■ Text
************
Introduction by Croakey: As Australians head towards the polls on 21 May, Exercise and Sports Science Australia will hold a conference that provides a timely opportunity to highlight its election priorities.

Research to Practice 2022 will be held virtually from 19-21 May, with presentations about the role of exercise in aged care, maintaining health and wellbeing, and in managing a range of health conditions.

Sports performance is also on the program, including a keynote presentation by Ian Roberts, who will talk about his time as a professional footballer and actor, and his experiences with trauma-related memory loss.

The Croakey Conference News Service will be live-tweeting #RTP22. Below, freelance writer H. Clare Callow previews the conference and ESSA’s election priorities.


H. Clare Callow writes:

Management of chronic conditions requires treatment well beyond doctor visits. Dieticians, exercise physiologists and many more allied health practitioners provide complementary treatments that enhance the efficacy of medications and help with preventing and managing conditions.

Despite their usefulness, access to these services is restricted in terms of Medicare funding. Addressing the need for expanded access to allied health services is one of the priorities of Exercise and Sports Science Australia (ESSA) in the run-up to the election.

The organisation’s five election priorities, titled ‘Exercise for good health and a strong economy’, cover access for people with mental health conditions, chronic disease and using aged care.

To make exercise physiology services more accessible, ESSA is asking the next Federal Government to remove the imposition of GST on exercise physiology private appointments, and provide more Medicare-funded sessions for all allied health services.

At present, people wanting to access exercise physiology appointments can get only five appointments funded by Medicare per year – and those five visits have to cover all allied health services. If people wish to access exercise physiologists in a private appointment, their fee is subject to GST, adding to the financial burden.

Photo of Dr Shelley Keating
Dr Shelley Keating

“The challenge here is that all of the allied health services are very important,” says Dr Shelley Keating, accredited exercise physiologist and NHMRC Early Career Fellow at the University of Queensland. She will speak at the ESSA conference on exercise and metabolism in management of chronic disease.
************
■ Data
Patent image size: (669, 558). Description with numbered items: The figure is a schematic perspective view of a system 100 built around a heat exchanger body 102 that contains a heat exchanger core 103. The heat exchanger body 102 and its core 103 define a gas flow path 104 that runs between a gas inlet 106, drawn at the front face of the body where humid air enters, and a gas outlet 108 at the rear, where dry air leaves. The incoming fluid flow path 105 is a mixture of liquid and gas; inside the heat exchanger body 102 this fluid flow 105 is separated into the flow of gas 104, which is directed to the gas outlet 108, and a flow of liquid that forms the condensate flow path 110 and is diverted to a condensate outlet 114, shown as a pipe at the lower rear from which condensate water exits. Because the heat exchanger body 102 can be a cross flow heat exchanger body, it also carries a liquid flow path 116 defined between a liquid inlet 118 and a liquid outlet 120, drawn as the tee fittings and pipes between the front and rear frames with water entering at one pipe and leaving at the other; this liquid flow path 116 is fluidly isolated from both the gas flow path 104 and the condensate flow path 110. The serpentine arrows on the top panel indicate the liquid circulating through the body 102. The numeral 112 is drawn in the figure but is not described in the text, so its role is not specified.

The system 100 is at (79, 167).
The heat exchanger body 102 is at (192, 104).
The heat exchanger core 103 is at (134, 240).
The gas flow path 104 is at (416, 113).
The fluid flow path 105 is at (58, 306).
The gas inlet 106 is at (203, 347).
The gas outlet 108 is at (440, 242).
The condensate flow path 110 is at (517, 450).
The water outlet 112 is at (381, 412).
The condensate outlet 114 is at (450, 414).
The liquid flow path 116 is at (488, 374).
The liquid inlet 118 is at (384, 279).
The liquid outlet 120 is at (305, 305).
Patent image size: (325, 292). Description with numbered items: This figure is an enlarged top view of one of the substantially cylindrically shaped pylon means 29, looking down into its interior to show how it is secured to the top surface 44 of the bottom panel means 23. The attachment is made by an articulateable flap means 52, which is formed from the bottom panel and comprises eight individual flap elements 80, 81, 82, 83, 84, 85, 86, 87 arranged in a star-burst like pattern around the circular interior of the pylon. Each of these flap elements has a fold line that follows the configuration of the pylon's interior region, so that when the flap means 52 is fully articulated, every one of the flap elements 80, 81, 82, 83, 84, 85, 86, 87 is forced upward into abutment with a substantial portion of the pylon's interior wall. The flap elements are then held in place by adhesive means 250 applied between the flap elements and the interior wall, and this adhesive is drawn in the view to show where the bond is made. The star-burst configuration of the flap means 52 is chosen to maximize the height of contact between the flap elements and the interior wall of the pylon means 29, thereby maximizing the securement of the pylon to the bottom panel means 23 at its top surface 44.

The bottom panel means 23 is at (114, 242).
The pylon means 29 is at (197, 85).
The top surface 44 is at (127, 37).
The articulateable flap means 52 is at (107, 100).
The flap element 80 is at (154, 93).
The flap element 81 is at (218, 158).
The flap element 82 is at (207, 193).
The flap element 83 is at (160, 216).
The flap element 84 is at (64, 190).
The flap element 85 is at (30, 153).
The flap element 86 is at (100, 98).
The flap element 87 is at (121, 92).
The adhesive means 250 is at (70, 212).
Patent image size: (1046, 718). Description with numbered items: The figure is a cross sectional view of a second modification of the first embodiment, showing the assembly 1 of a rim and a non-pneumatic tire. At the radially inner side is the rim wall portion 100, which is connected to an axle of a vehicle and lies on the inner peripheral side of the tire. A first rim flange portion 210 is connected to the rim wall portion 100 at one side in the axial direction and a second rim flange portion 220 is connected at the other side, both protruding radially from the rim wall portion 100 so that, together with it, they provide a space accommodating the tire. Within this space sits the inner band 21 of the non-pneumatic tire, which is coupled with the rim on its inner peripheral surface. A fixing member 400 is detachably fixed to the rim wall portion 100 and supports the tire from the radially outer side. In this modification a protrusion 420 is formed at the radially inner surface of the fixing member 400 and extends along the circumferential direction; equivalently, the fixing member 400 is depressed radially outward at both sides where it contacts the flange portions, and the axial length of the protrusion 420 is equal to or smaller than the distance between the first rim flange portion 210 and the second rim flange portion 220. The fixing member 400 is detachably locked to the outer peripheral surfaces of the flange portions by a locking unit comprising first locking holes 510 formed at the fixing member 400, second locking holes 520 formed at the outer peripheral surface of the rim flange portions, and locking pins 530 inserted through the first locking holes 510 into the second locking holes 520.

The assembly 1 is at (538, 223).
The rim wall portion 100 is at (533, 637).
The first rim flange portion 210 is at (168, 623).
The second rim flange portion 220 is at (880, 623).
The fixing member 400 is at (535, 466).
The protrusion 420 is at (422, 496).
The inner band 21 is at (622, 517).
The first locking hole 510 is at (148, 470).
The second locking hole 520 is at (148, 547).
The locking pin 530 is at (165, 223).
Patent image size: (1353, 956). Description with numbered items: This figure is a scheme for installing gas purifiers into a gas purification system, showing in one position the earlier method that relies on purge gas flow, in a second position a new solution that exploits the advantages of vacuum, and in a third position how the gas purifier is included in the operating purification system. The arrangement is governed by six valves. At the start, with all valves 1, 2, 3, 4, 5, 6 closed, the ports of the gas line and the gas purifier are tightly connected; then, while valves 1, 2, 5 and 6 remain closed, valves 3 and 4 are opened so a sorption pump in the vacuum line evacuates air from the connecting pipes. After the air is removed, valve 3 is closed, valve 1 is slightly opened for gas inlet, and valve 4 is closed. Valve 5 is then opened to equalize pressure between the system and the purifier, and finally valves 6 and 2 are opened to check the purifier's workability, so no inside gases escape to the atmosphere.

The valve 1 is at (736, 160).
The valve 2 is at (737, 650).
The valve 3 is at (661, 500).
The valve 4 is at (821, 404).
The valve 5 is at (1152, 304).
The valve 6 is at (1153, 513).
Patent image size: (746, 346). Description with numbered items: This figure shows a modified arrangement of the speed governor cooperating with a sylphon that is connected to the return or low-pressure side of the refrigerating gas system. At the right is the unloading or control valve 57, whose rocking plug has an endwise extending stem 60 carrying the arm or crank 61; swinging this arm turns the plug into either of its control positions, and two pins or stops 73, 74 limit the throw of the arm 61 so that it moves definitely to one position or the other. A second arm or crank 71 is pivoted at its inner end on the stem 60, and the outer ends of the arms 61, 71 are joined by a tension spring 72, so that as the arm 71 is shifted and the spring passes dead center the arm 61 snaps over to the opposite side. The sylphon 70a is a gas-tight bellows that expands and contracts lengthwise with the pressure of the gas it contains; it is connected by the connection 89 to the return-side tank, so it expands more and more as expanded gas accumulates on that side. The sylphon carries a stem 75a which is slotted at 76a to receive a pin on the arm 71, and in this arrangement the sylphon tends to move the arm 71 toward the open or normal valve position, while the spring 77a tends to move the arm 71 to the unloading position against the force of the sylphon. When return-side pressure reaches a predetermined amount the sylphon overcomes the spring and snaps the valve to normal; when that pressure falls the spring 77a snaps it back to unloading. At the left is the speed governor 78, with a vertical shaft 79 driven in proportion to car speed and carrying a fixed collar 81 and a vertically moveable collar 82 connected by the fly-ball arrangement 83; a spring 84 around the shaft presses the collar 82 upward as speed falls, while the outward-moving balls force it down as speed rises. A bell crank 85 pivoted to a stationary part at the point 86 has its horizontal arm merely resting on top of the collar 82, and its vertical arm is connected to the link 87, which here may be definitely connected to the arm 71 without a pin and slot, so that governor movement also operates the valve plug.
************
■ Questions on the material
A: List every person named in the ESSA conference preview.
B: In the ESSA conference preview, rewrite the passage from "Management of chronic conditions" up to and including "to the election.", changing "chronic conditions" to "long-term conditions".
C: Carry on the ESSA conference preview from its last sentence.

■ Responses
A: Ian Roberts, H. Clare Callow, Dr Shelley Keating

B:
Management of long-term conditions requires treatment well beyond doctor visits. Dieticians, exercise physiologists and many more allied health practitioners provide complementary treatments that enhance the efficacy of medications and help with preventing and managing conditions.

Despite their usefulness, access to these services is restricted in terms of Medicare funding. Addressing the need for expanded access to allied health services is one of the priorities of Exercise and Sports Science Australia (ESSA) in the run-up to the election.

C:
“The health benefits of exercise are only going to be sustained if the exercise is sustained long term. And exercise adherence in the long-term is a challenge. Without the appropriate support, people will likely be unable to sustain any behaviour change they make.”

Professor Steve Selig, who is one of the keynote presenters, puts it succinctly. “We get to the end of those sessions and we know in our heart it’s not going to benefit their long-term health.”

Selig, the retired Chair in Clinical Exercise Science at Deakin University, will deliver the Tony Parker lecturer, covering his personal journey from being a teacher of physical education in the 1970s to a career as a researcher, teacher and mentor in cardiac exercise physiology.

He will also share his perspective of the “Medicare Moment” in 2005, the “once in a generation breakthrough” when the Federal Government announced that Accredited Exercise Physiologists (AEP) were approved to provide services using new Medicare items.

This signalled the entry of the AEP into allied health in Australia and was a world first, leading to AEPs gaining access to private health insurance schemes, and compensable schemes covering veterans, individuals injured at work or in traffic accidents, and more recently people with disabilities.

“It is safe to say that the breadth and depth of access to compensable schemes enjoyed by the AEP today is without parallel anywhere in the world,” according to the RTP22 program.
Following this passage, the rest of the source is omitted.